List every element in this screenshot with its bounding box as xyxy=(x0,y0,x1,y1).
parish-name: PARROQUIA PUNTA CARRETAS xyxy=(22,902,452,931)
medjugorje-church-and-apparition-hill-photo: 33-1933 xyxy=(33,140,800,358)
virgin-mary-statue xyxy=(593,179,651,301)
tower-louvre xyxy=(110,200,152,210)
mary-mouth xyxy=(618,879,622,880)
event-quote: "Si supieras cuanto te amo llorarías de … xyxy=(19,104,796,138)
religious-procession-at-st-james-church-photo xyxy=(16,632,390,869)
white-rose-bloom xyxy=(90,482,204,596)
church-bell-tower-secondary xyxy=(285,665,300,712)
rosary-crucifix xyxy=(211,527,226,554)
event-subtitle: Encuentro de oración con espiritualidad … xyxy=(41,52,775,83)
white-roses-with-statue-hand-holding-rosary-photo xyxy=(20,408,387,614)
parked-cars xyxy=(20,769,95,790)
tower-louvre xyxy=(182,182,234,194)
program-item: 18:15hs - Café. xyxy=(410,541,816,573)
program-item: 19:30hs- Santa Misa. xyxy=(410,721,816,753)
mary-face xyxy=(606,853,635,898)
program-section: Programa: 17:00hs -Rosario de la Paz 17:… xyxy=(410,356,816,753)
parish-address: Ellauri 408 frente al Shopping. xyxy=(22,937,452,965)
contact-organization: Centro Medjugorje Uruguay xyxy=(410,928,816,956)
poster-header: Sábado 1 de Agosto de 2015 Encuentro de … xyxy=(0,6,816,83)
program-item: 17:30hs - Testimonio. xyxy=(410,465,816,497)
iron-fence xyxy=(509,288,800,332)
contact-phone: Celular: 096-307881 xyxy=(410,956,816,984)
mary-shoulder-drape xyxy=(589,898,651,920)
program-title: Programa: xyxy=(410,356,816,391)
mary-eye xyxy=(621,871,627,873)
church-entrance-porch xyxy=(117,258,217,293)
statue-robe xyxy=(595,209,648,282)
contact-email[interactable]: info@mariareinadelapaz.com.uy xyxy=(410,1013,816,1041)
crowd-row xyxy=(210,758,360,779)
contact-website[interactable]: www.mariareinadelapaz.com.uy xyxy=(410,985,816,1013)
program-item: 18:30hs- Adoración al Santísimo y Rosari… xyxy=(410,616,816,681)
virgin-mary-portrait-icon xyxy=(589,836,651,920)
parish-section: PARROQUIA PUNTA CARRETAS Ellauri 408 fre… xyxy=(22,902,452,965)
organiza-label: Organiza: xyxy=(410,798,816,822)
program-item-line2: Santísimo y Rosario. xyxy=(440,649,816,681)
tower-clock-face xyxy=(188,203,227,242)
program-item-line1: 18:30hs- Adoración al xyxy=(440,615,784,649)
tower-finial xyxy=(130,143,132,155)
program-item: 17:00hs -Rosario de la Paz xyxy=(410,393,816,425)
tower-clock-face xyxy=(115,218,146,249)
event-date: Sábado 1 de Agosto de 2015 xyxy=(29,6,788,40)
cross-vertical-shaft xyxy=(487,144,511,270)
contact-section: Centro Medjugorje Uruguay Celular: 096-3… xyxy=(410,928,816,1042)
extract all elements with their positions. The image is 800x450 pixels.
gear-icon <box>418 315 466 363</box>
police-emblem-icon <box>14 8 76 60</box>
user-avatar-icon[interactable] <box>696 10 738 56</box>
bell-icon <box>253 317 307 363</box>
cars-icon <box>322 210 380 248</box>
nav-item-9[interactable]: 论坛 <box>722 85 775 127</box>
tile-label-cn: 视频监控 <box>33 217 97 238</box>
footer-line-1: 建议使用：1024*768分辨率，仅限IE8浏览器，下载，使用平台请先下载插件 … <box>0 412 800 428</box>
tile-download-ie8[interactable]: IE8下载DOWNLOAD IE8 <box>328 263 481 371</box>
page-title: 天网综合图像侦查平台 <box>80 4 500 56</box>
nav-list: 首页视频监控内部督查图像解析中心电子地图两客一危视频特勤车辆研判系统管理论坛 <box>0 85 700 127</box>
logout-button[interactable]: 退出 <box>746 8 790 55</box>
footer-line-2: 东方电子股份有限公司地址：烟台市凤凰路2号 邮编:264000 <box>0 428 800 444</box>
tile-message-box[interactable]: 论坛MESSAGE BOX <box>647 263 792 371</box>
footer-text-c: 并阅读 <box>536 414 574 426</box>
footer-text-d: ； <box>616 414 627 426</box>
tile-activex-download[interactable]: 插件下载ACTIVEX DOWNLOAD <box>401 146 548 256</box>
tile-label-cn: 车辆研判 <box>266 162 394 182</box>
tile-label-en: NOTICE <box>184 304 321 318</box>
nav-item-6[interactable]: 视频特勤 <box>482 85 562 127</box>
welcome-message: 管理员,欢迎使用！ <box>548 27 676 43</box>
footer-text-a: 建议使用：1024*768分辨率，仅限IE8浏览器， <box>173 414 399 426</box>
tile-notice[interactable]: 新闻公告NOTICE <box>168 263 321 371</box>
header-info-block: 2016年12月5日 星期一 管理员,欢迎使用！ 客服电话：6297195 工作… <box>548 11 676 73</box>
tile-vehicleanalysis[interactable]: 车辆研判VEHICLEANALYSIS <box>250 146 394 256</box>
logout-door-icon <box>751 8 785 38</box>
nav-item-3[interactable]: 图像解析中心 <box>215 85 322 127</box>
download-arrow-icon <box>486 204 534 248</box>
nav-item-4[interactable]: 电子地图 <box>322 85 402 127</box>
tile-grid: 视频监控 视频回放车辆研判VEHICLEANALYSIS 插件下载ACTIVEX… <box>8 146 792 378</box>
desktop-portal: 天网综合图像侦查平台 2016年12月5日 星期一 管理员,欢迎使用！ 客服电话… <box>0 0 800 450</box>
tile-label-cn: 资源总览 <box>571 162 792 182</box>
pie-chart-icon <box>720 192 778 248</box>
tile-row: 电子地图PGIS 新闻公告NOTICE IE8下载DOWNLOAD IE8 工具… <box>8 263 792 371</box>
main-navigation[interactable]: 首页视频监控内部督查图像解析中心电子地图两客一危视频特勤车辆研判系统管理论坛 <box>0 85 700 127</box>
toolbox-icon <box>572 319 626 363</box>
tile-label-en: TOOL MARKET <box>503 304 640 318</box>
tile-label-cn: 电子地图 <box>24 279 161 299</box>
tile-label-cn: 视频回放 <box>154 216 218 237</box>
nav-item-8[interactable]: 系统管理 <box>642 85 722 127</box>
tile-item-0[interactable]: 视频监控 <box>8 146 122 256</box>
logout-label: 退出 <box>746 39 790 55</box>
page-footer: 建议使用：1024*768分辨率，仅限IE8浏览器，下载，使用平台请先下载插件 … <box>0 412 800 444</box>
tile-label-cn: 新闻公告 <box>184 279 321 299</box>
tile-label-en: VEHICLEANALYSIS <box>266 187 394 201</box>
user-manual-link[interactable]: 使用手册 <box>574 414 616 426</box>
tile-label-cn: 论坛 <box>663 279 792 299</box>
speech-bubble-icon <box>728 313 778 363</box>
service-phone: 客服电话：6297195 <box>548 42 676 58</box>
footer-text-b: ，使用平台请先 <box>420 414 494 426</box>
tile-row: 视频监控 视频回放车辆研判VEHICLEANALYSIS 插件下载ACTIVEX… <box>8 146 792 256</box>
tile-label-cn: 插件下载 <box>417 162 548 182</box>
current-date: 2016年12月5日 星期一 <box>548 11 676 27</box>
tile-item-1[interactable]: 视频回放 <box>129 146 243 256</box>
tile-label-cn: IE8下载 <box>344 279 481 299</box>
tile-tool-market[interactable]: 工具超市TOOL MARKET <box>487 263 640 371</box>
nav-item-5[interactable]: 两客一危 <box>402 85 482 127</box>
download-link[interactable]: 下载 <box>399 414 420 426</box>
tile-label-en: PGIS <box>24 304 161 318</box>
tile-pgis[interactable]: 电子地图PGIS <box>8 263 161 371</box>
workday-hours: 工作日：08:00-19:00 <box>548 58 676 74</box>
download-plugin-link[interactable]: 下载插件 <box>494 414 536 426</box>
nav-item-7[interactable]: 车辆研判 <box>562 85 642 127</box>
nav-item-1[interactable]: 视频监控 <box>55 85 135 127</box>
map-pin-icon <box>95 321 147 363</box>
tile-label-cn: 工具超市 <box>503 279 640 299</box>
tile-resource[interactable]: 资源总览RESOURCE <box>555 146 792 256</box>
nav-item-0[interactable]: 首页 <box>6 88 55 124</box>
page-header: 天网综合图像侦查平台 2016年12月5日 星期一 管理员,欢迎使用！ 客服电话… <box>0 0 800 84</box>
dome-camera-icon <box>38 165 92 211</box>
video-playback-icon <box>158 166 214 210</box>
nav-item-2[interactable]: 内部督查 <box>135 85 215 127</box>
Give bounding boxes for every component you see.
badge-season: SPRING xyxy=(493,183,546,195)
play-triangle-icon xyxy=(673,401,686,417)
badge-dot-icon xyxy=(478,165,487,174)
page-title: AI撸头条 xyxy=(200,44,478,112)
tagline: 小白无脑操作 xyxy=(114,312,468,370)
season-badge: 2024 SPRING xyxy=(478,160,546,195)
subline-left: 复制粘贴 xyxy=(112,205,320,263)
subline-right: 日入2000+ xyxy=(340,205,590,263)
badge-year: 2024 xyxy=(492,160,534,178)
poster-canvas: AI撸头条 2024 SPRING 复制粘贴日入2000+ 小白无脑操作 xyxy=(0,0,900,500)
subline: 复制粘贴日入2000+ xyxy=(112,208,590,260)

What you are asked to do:
Reproduce verbatim the part of the entries above that runs from the first line through the line containing "mary-mouth xyxy=(618,879,622,880)", including both ends.

Response:
List every element in this screenshot with its bounding box as xyxy=(x0,y0,x1,y1).
parish-name: PARROQUIA PUNTA CARRETAS xyxy=(22,902,452,931)
medjugorje-church-and-apparition-hill-photo: 33-1933 xyxy=(33,140,800,358)
virgin-mary-statue xyxy=(593,179,651,301)
tower-louvre xyxy=(110,200,152,210)
mary-mouth xyxy=(618,879,622,880)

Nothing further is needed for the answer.